**Prompt:** Write out the listing below exactly, and omit any images you find in it.

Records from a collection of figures
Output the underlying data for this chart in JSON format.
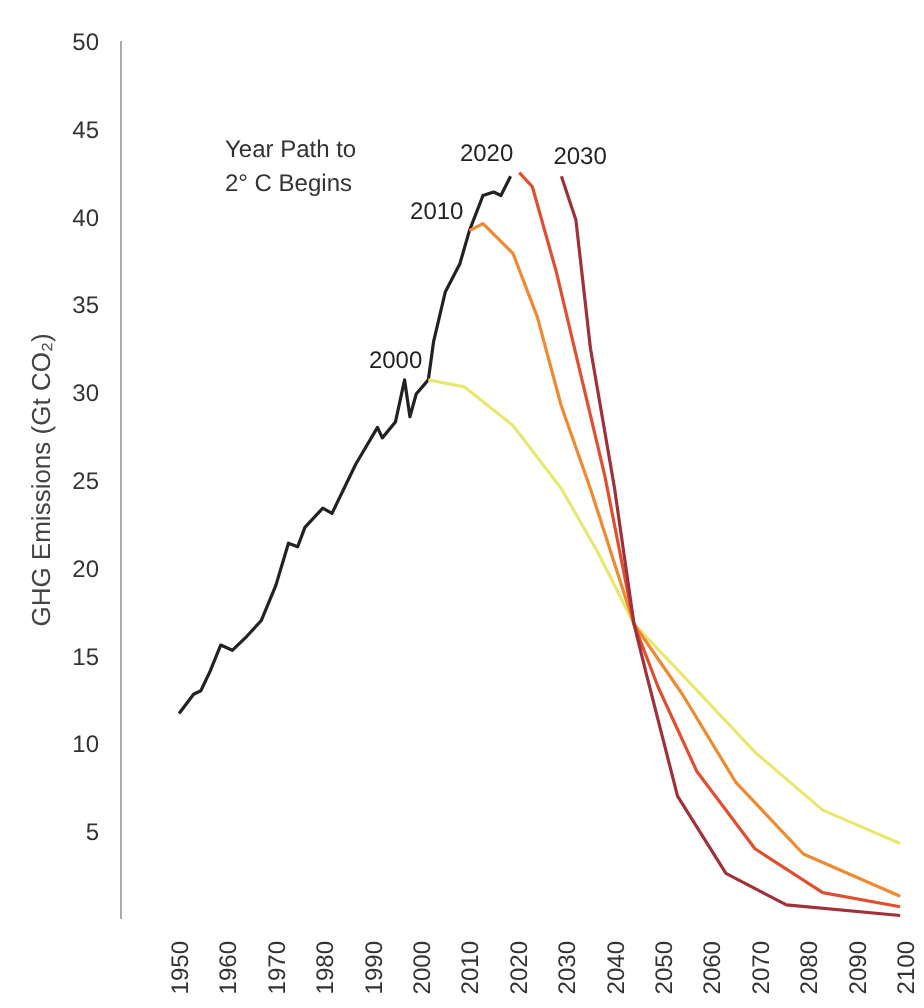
{
  "chart_data": {
    "type": "line",
    "ylabel": "GHG Emissions (Gt CO₂)",
    "annotations": [
      "Year Path to\n2° C Begins"
    ],
    "xlim": [
      1938,
      2100
    ],
    "ylim": [
      0,
      50
    ],
    "xticks": [
      1950,
      1960,
      1970,
      1980,
      1990,
      2000,
      2010,
      2020,
      2030,
      2040,
      2050,
      2060,
      2070,
      2080,
      2090,
      2100
    ],
    "yticks": [
      5,
      10,
      15,
      20,
      25,
      30,
      35,
      40,
      45,
      50
    ],
    "grid": false,
    "legend": false,
    "marker": "none",
    "line_style": "solid",
    "series": [
      {
        "color": "#222222",
        "x": [
          1950,
          1953,
          1954.5,
          1956.4,
          1958.6,
          1961,
          1964,
          1967,
          1970,
          1972.6,
          1974.5,
          1976,
          1979.7,
          1981.6,
          1986.5,
          1991,
          1992,
          1994.7,
          1996.6,
          1997.7,
          1999,
          2001.5,
          2002.6,
          2005,
          2008,
          2010,
          2012.8,
          2015,
          2016.5,
          2018.5
        ],
        "values": [
          11.7,
          12.8,
          13.0,
          14.1,
          15.6,
          15.3,
          16.1,
          17.0,
          19.0,
          21.4,
          21.2,
          22.3,
          23.4,
          23.1,
          25.9,
          28.0,
          27.4,
          28.3,
          30.7,
          28.6,
          29.9,
          30.7,
          32.9,
          35.7,
          37.3,
          39.2,
          41.2,
          41.4,
          41.2,
          42.3
        ]
      },
      {
        "name": "2000",
        "color": "#e8e870",
        "x": [
          2001.5,
          2009,
          2019,
          2029,
          2036.5,
          2044,
          2054,
          2069,
          2083,
          2099
        ],
        "values": [
          30.7,
          30.3,
          28.1,
          24.5,
          20.9,
          16.8,
          13.9,
          9.5,
          6.2,
          4.3
        ]
      },
      {
        "name": "2010",
        "color": "#f08a30",
        "x": [
          2010,
          2012.8,
          2019,
          2024,
          2029,
          2035,
          2044,
          2054,
          2065,
          2079,
          2099
        ],
        "values": [
          39.2,
          39.6,
          37.9,
          34.3,
          29.2,
          24.5,
          16.8,
          12.8,
          7.8,
          3.7,
          1.3
        ]
      },
      {
        "name": "2020",
        "color": "#e05030",
        "x": [
          2020.3,
          2023,
          2028,
          2033,
          2038,
          2044,
          2049,
          2057,
          2069,
          2083,
          2099
        ],
        "values": [
          42.5,
          41.7,
          36.8,
          31.0,
          25.2,
          16.8,
          13.2,
          8.4,
          4.0,
          1.5,
          0.7
        ]
      },
      {
        "name": "2030",
        "color": "#a0303a",
        "x": [
          2029,
          2032,
          2035,
          2040,
          2044,
          2046.6,
          2053,
          2063,
          2075.5,
          2099
        ],
        "values": [
          42.3,
          39.8,
          32.5,
          24.5,
          16.8,
          13.9,
          7.0,
          2.6,
          0.8,
          0.2
        ]
      }
    ]
  }
}
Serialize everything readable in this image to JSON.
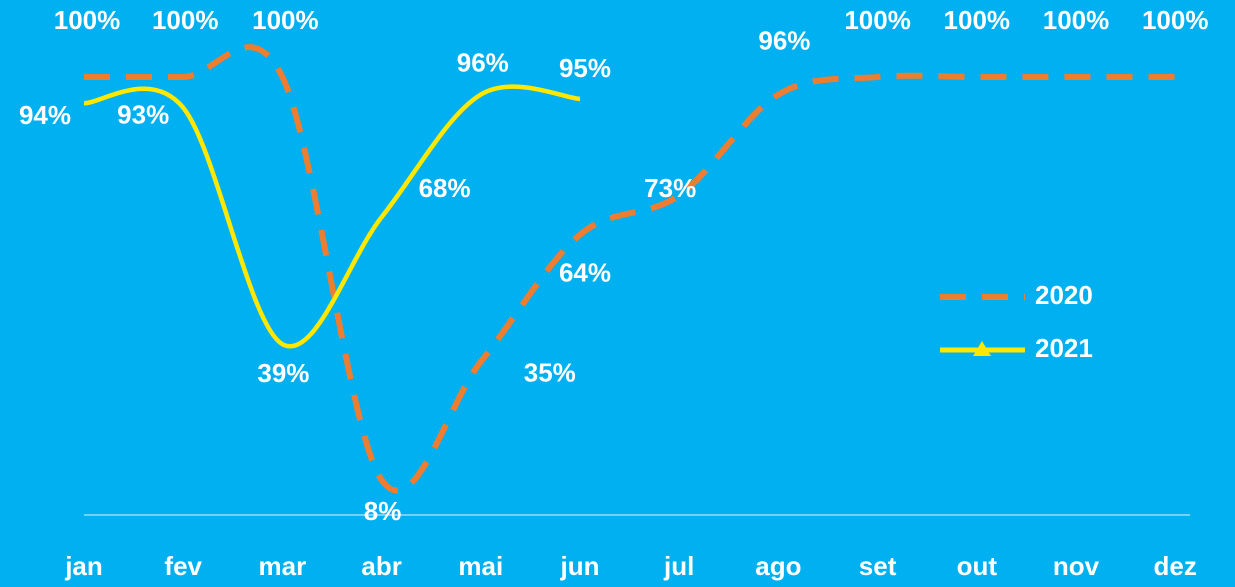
{
  "chart_data": {
    "type": "line",
    "categories": [
      "jan",
      "fev",
      "mar",
      "abr",
      "mai",
      "jun",
      "jul",
      "ago",
      "set",
      "out",
      "nov",
      "dez"
    ],
    "ylim": [
      0,
      100
    ],
    "legend": "right",
    "series": [
      {
        "name": "2020",
        "color": "#ED7D31",
        "dashed": true,
        "values": [
          100,
          100,
          100,
          8,
          35,
          64,
          73,
          96,
          100,
          100,
          100,
          100
        ],
        "value_labels": [
          "100%",
          "100%",
          "100%",
          "8%",
          "35%",
          "64%",
          "73%",
          "96%",
          "100%",
          "100%",
          "100%",
          "100%"
        ]
      },
      {
        "name": "2021",
        "color": "#FFE800",
        "dashed": false,
        "values": [
          94,
          93,
          39,
          68,
          96,
          95,
          null,
          null,
          null,
          null,
          null,
          null
        ],
        "value_labels": [
          "94%",
          "93%",
          "39%",
          "68%",
          "96%",
          "95%",
          null,
          null,
          null,
          null,
          null,
          null
        ]
      }
    ]
  }
}
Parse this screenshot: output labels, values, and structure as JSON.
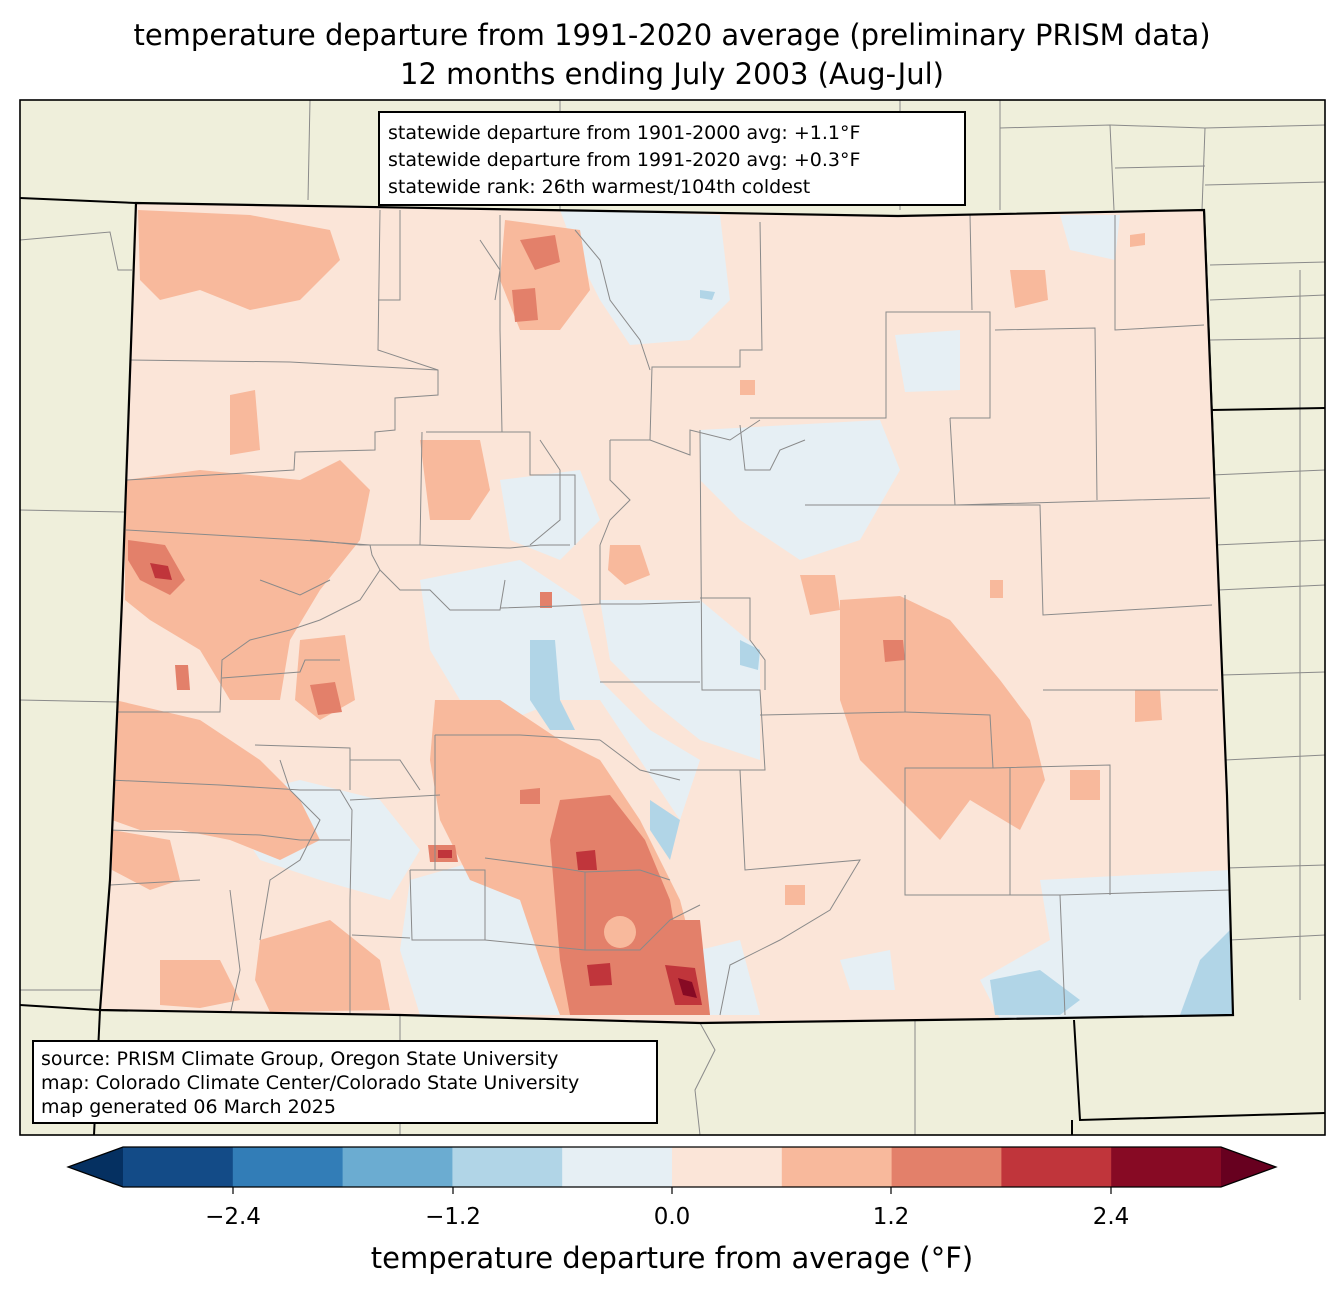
{
  "title": {
    "line1": "temperature departure from 1991-2020 average (preliminary PRISM data)",
    "line2": "12 months ending July 2003 (Aug-Jul)"
  },
  "stats": {
    "line1": "statewide departure from 1901-2000 avg: +1.1°F",
    "line2": "statewide departure from 1991-2020 avg: +0.3°F",
    "line3": "statewide rank: 26th warmest/104th coldest"
  },
  "credits": {
    "line1": "source: PRISM Climate Group, Oregon State University",
    "line2": "map: Colorado Climate Center/Colorado State University",
    "line3": "map generated 06 March 2025"
  },
  "colorbar": {
    "label": "temperature departure from average (°F)",
    "ticks": [
      "−2.4",
      "−1.2",
      "0.0",
      "1.2",
      "2.4"
    ],
    "colors": [
      "#053061",
      "#134b87",
      "#327db7",
      "#6bacd1",
      "#b1d5e7",
      "#e6eff4",
      "#fbe5d8",
      "#f8b99c",
      "#e3806a",
      "#c0353b",
      "#870a24",
      "#67001f"
    ]
  },
  "map_colors": {
    "land_outside": "#efefdb",
    "state_base": "#fbe5d8",
    "light_blue": "#e6eff4",
    "blue": "#b1d5e7",
    "mid_blue": "#6bacd1",
    "light_red": "#f8b99c",
    "red": "#e3806a",
    "dark_red": "#c0353b",
    "darkest_red": "#870a24"
  }
}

**Task response:**
Output the underlying data for this chart in JSON format.
{
  "chart_data": {
    "type": "line",
    "ylabel": "GHG Emissions (Gt CO₂)",
    "annotations": [
      "Year Path to\n2° C Begins"
    ],
    "xlim": [
      1938,
      2100
    ],
    "ylim": [
      0,
      50
    ],
    "xticks": [
      1950,
      1960,
      1970,
      1980,
      1990,
      2000,
      2010,
      2020,
      2030,
      2040,
      2050,
      2060,
      2070,
      2080,
      2090,
      2100
    ],
    "yticks": [
      5,
      10,
      15,
      20,
      25,
      30,
      35,
      40,
      45,
      50
    ],
    "grid": false,
    "legend": false,
    "marker": "none",
    "line_style": "solid",
    "series": [
      {
        "color": "#222222",
        "x": [
          1950,
          1953,
          1954.5,
          1956.4,
          1958.6,
          1961,
          1964,
          1967,
          1970,
          1972.6,
          1974.5,
          1976,
          1979.7,
          1981.6,
          1986.5,
          1991,
          1992,
          1994.7,
          1996.6,
          1997.7,
          1999,
          2001.5,
          2002.6,
          2005,
          2008,
          2010,
          2012.8,
          2015,
          2016.5,
          2018.5
        ],
        "values": [
          11.7,
          12.8,
          13.0,
          14.1,
          15.6,
          15.3,
          16.1,
          17.0,
          19.0,
          21.4,
          21.2,
          22.3,
          23.4,
          23.1,
          25.9,
          28.0,
          27.4,
          28.3,
          30.7,
          28.6,
          29.9,
          30.7,
          32.9,
          35.7,
          37.3,
          39.2,
          41.2,
          41.4,
          41.2,
          42.3
        ]
      },
      {
        "name": "2000",
        "color": "#e8e870",
        "x": [
          2001.5,
          2009,
          2019,
          2029,
          2036.5,
          2044,
          2054,
          2069,
          2083,
          2099
        ],
        "values": [
          30.7,
          30.3,
          28.1,
          24.5,
          20.9,
          16.8,
          13.9,
          9.5,
          6.2,
          4.3
        ]
      },
      {
        "name": "2010",
        "color": "#f08a30",
        "x": [
          2010,
          2012.8,
          2019,
          2024,
          2029,
          2035,
          2044,
          2054,
          2065,
          2079,
          2099
        ],
        "values": [
          39.2,
          39.6,
          37.9,
          34.3,
          29.2,
          24.5,
          16.8,
          12.8,
          7.8,
          3.7,
          1.3
        ]
      },
      {
        "name": "2020",
        "color": "#e05030",
        "x": [
          2020.3,
          2023,
          2028,
          2033,
          2038,
          2044,
          2049,
          2057,
          2069,
          2083,
          2099
        ],
        "values": [
          42.5,
          41.7,
          36.8,
          31.0,
          25.2,
          16.8,
          13.2,
          8.4,
          4.0,
          1.5,
          0.7
        ]
      },
      {
        "name": "2030",
        "color": "#a0303a",
        "x": [
          2029,
          2032,
          2035,
          2040,
          2044,
          2046.6,
          2053,
          2063,
          2075.5,
          2099
        ],
        "values": [
          42.3,
          39.8,
          32.5,
          24.5,
          16.8,
          13.9,
          7.0,
          2.6,
          0.8,
          0.2
        ]
      }
    ]
  }
}
Serialize everything readable in this image to JSON.
{
  "chart_data": {
    "type": "line",
    "categories": [
      "jan",
      "fev",
      "mar",
      "abr",
      "mai",
      "jun",
      "jul",
      "ago",
      "set",
      "out",
      "nov",
      "dez"
    ],
    "ylim": [
      0,
      100
    ],
    "legend": "right",
    "series": [
      {
        "name": "2020",
        "color": "#ED7D31",
        "dashed": true,
        "values": [
          100,
          100,
          100,
          8,
          35,
          64,
          73,
          96,
          100,
          100,
          100,
          100
        ],
        "value_labels": [
          "100%",
          "100%",
          "100%",
          "8%",
          "35%",
          "64%",
          "73%",
          "96%",
          "100%",
          "100%",
          "100%",
          "100%"
        ]
      },
      {
        "name": "2021",
        "color": "#FFE800",
        "dashed": false,
        "values": [
          94,
          93,
          39,
          68,
          96,
          95,
          null,
          null,
          null,
          null,
          null,
          null
        ],
        "value_labels": [
          "94%",
          "93%",
          "39%",
          "68%",
          "96%",
          "95%",
          null,
          null,
          null,
          null,
          null,
          null
        ]
      }
    ]
  }
}
Parse this screenshot: output labels, values, and structure as JSON.
{
  "title": {
    "line1": "temperature departure from 1991-2020 average (preliminary PRISM data)",
    "line2": "12 months ending July 2003 (Aug-Jul)"
  },
  "stats": {
    "line1": "statewide departure from 1901-2000 avg: +1.1°F",
    "line2": "statewide departure from 1991-2020 avg: +0.3°F",
    "line3": "statewide rank: 26th warmest/104th coldest"
  },
  "credits": {
    "line1": "source: PRISM Climate Group, Oregon State University",
    "line2": "map: Colorado Climate Center/Colorado State University",
    "line3": "map generated 06 March 2025"
  },
  "colorbar": {
    "label": "temperature departure from average (°F)",
    "ticks": [
      "−2.4",
      "−1.2",
      "0.0",
      "1.2",
      "2.4"
    ],
    "colors": [
      "#053061",
      "#134b87",
      "#327db7",
      "#6bacd1",
      "#b1d5e7",
      "#e6eff4",
      "#fbe5d8",
      "#f8b99c",
      "#e3806a",
      "#c0353b",
      "#870a24",
      "#67001f"
    ]
  },
  "map_colors": {
    "land_outside": "#efefdb",
    "state_base": "#fbe5d8",
    "light_blue": "#e6eff4",
    "blue": "#b1d5e7",
    "mid_blue": "#6bacd1",
    "light_red": "#f8b99c",
    "red": "#e3806a",
    "dark_red": "#c0353b",
    "darkest_red": "#870a24"
  }
}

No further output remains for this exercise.